* **Dataset entries**:

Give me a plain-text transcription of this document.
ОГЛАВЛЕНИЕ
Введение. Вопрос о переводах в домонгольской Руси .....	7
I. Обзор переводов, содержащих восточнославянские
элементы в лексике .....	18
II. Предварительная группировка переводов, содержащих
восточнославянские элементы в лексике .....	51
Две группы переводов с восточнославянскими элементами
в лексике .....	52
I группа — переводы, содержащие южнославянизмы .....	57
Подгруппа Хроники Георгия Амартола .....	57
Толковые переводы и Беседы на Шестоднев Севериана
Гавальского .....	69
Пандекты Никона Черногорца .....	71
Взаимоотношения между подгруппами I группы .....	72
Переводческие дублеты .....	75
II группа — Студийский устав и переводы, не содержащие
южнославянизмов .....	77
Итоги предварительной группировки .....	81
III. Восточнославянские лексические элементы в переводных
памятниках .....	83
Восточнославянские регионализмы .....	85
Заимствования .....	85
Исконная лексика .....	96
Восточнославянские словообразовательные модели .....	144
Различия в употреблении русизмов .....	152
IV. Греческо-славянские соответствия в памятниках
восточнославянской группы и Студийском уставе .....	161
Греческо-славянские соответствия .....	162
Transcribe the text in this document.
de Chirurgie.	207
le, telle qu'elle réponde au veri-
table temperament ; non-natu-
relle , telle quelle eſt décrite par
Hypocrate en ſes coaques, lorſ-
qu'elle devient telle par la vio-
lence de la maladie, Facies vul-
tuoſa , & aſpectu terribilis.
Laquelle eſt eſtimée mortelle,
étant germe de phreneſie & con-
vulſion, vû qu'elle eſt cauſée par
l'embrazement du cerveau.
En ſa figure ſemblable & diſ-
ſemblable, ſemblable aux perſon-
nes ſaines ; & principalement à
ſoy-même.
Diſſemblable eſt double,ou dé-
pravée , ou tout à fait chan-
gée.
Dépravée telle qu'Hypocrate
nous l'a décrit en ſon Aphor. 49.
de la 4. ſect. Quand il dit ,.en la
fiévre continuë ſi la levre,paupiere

* **Goal**:
In the records above, find each line holding "соответствия" and copy it.

* **In response**:
IV. Греческо-славянские соответствия в памятниках
Греческо-славянские соответствия .....	162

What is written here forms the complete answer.